Task description: Render every one of the records below as a numbered list, skipping any blank lines.

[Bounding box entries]
* * * *
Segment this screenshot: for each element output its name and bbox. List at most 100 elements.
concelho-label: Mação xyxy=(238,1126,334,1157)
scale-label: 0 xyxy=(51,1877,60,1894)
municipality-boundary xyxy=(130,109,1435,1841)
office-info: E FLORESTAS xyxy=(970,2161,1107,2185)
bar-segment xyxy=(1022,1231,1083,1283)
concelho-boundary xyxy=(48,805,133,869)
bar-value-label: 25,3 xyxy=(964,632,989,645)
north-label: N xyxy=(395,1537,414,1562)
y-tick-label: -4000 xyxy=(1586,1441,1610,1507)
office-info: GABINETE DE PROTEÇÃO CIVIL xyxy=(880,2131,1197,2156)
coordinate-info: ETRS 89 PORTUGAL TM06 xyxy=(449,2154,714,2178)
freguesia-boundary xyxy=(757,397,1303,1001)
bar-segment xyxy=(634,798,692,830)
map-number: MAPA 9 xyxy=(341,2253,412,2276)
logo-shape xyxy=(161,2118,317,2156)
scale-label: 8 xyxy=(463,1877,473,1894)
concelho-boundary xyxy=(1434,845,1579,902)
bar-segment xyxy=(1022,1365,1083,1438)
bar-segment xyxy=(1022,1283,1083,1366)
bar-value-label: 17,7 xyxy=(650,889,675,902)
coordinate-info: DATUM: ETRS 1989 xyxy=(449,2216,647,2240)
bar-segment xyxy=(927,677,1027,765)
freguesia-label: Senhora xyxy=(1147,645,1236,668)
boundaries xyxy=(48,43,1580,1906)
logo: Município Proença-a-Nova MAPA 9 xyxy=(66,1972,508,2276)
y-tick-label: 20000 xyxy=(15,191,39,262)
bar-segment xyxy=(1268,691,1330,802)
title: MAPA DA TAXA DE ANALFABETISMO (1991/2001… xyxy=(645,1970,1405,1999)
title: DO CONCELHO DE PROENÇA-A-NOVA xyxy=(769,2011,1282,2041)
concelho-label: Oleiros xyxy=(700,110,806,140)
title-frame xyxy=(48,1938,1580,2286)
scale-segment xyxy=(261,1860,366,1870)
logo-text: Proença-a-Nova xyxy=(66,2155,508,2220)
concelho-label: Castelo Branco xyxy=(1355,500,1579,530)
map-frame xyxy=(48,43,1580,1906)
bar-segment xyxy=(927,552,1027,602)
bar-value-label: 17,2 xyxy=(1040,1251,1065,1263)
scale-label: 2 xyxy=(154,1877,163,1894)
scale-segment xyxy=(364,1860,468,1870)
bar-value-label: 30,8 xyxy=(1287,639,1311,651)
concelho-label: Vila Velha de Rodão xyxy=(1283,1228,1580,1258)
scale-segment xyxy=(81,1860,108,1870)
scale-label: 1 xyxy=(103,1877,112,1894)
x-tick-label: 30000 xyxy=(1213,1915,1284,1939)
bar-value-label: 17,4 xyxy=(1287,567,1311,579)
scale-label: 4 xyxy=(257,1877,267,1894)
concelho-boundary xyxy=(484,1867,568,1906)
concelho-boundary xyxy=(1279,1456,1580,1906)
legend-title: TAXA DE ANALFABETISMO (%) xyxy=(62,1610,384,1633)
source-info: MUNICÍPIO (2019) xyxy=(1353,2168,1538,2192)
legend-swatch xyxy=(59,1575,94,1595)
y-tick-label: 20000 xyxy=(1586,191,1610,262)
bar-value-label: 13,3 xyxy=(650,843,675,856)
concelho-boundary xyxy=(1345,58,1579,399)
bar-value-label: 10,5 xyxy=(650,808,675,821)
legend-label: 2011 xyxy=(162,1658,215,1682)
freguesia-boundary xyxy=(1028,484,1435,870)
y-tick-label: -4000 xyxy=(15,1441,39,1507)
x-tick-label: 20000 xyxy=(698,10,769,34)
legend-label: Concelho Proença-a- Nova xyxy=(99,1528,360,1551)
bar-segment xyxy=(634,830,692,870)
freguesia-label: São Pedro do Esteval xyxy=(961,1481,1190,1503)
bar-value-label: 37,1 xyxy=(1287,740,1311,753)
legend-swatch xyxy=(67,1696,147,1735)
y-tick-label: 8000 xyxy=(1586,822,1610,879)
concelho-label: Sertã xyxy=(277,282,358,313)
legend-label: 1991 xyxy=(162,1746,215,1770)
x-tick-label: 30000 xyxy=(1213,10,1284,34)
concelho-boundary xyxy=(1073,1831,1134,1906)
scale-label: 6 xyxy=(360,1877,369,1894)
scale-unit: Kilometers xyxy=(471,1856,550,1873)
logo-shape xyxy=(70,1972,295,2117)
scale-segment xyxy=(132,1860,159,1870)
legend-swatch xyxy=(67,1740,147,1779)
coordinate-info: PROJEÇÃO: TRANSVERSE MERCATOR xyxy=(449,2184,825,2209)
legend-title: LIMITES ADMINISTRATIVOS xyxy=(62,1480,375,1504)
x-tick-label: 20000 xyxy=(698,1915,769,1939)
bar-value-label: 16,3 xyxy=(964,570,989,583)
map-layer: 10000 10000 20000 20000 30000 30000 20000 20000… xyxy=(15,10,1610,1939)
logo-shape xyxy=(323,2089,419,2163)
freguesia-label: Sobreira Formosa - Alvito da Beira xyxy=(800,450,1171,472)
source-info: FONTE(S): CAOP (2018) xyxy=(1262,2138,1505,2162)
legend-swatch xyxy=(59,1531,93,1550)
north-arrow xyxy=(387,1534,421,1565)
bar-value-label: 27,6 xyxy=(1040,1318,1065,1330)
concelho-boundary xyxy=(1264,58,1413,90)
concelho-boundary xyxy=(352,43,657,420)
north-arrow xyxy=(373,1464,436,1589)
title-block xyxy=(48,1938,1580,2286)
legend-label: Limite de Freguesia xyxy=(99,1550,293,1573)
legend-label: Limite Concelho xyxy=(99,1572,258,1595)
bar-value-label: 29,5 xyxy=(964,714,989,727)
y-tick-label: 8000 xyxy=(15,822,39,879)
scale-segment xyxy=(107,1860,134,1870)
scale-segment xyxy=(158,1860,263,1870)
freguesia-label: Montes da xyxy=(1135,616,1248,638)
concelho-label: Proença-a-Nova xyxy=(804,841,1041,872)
* * * *
Solution:
1. Segment this screenshot: for each element output its name and bbox. List at most 100 elements.
2. concelho-label: Mação xyxy=(238,1126,334,1157)
3. scale-label: 0 xyxy=(51,1877,60,1894)
4. municipality-boundary xyxy=(130,109,1435,1841)
5. office-info: E FLORESTAS xyxy=(970,2161,1107,2185)
6. bar-segment xyxy=(1022,1231,1083,1283)
7. concelho-boundary xyxy=(48,805,133,869)
8. bar-value-label: 25,3 xyxy=(964,632,989,645)
9. north-label: N xyxy=(395,1537,414,1562)
10. y-tick-label: -4000 xyxy=(1586,1441,1610,1507)
11. office-info: GABINETE DE PROTEÇÃO CIVIL xyxy=(880,2131,1197,2156)
12. coordinate-info: ETRS 89 PORTUGAL TM06 xyxy=(449,2154,714,2178)
13. freguesia-boundary xyxy=(757,397,1303,1001)
14. bar-segment xyxy=(634,798,692,830)
15. map-number: MAPA 9 xyxy=(341,2253,412,2276)
16. logo-shape xyxy=(161,2118,317,2156)
17. scale-label: 8 xyxy=(463,1877,473,1894)
18. concelho-boundary xyxy=(1434,845,1579,902)
19. bar-segment xyxy=(1022,1365,1083,1438)
20. bar-segment xyxy=(1022,1283,1083,1366)
21. bar-value-label: 17,7 xyxy=(650,889,675,902)
22. coordinate-info: DATUM: ETRS 1989 xyxy=(449,2216,647,2240)
23. bar-segment xyxy=(927,677,1027,765)
24. freguesia-label: Senhora xyxy=(1147,645,1236,668)
25. boundaries xyxy=(48,43,1580,1906)
26. logo: Município Proença-a-Nova MAPA 9 xyxy=(66,1972,508,2276)
27. y-tick-label: 20000 xyxy=(15,191,39,262)
28. bar-segment xyxy=(1268,691,1330,802)
29. title: MAPA DA TAXA DE ANALFABETISMO (1991/2001… xyxy=(645,1970,1405,1999)
30. title: DO CONCELHO DE PROENÇA-A-NOVA xyxy=(769,2011,1282,2041)
31. concelho-label: Oleiros xyxy=(700,110,806,140)
32. title-frame xyxy=(48,1938,1580,2286)
33. scale-segment xyxy=(261,1860,366,1870)
34. logo-text: Proença-a-Nova xyxy=(66,2155,508,2220)
35. concelho-label: Castelo Branco xyxy=(1355,500,1579,530)
36. map-frame xyxy=(48,43,1580,1906)
37. bar-segment xyxy=(927,552,1027,602)
38. bar-value-label: 17,2 xyxy=(1040,1251,1065,1263)
39. scale-label: 2 xyxy=(154,1877,163,1894)
40. scale-segment xyxy=(364,1860,468,1870)
41. bar-value-label: 30,8 xyxy=(1287,639,1311,651)
42. concelho-label: Vila Velha de Rodão xyxy=(1283,1228,1580,1258)
43. scale-segment xyxy=(81,1860,108,1870)
44. scale-label: 1 xyxy=(103,1877,112,1894)
45. x-tick-label: 30000 xyxy=(1213,1915,1284,1939)
46. bar-value-label: 17,4 xyxy=(1287,567,1311,579)
47. scale-label: 4 xyxy=(257,1877,267,1894)
48. concelho-boundary xyxy=(484,1867,568,1906)
49. concelho-boundary xyxy=(1279,1456,1580,1906)
50. legend-title: TAXA DE ANALFABETISMO (%) xyxy=(62,1610,384,1633)
51. source-info: MUNICÍPIO (2019) xyxy=(1353,2168,1538,2192)
52. legend-swatch xyxy=(59,1575,94,1595)
53. y-tick-label: 20000 xyxy=(1586,191,1610,262)
54. bar-value-label: 13,3 xyxy=(650,843,675,856)
55. concelho-boundary xyxy=(1345,58,1579,399)
56. bar-value-label: 10,5 xyxy=(650,808,675,821)
57. legend-label: 2011 xyxy=(162,1658,215,1682)
58. freguesia-boundary xyxy=(1028,484,1435,870)
59. y-tick-label: -4000 xyxy=(15,1441,39,1507)
60. x-tick-label: 20000 xyxy=(698,10,769,34)
61. legend-label: Concelho Proença-a- Nova xyxy=(99,1528,360,1551)
62. bar-segment xyxy=(634,830,692,870)
63. freguesia-label: São Pedro do Esteval xyxy=(961,1481,1190,1503)
64. bar-value-label: 37,1 xyxy=(1287,740,1311,753)
65. legend-swatch xyxy=(67,1696,147,1735)
66. y-tick-label: 8000 xyxy=(1586,822,1610,879)
67. concelho-label: Sertã xyxy=(277,282,358,313)
68. legend-label: 1991 xyxy=(162,1746,215,1770)
69. x-tick-label: 30000 xyxy=(1213,10,1284,34)
70. concelho-boundary xyxy=(1073,1831,1134,1906)
71. scale-label: 6 xyxy=(360,1877,369,1894)
72. scale-unit: Kilometers xyxy=(471,1856,550,1873)
73. logo-shape xyxy=(70,1972,295,2117)
74. scale-segment xyxy=(132,1860,159,1870)
75. legend-swatch xyxy=(67,1740,147,1779)
76. coordinate-info: PROJEÇÃO: TRANSVERSE MERCATOR xyxy=(449,2184,825,2209)
77. legend-title: LIMITES ADMINISTRATIVOS xyxy=(62,1480,375,1504)
78. x-tick-label: 20000 xyxy=(698,1915,769,1939)
79. bar-value-label: 16,3 xyxy=(964,570,989,583)
80. map-layer: 10000 10000 20000 20000 30000 30000 20000 20000… xyxy=(15,10,1610,1939)
81. logo-shape xyxy=(323,2089,419,2163)
82. freguesia-label: Sobreira Formosa - Alvito da Beira xyxy=(800,450,1171,472)
83. source-info: FONTE(S): CAOP (2018) xyxy=(1262,2138,1505,2162)
84. legend-swatch xyxy=(59,1531,93,1550)
85. north-arrow xyxy=(387,1534,421,1565)
86. bar-value-label: 27,6 xyxy=(1040,1318,1065,1330)
87. concelho-boundary xyxy=(1264,58,1413,90)
88. concelho-boundary xyxy=(352,43,657,420)
89. north-arrow xyxy=(373,1464,436,1589)
90. title-block xyxy=(48,1938,1580,2286)
91. legend-label: Limite de Freguesia xyxy=(99,1550,293,1573)
92. legend-label: Limite Concelho xyxy=(99,1572,258,1595)
93. bar-value-label: 29,5 xyxy=(964,714,989,727)
94. y-tick-label: 8000 xyxy=(15,822,39,879)
95. scale-segment xyxy=(107,1860,134,1870)
96. scale-segment xyxy=(158,1860,263,1870)
97. freguesia-label: Montes da xyxy=(1135,616,1248,638)
98. concelho-label: Proença-a-Nova xyxy=(804,841,1041,872)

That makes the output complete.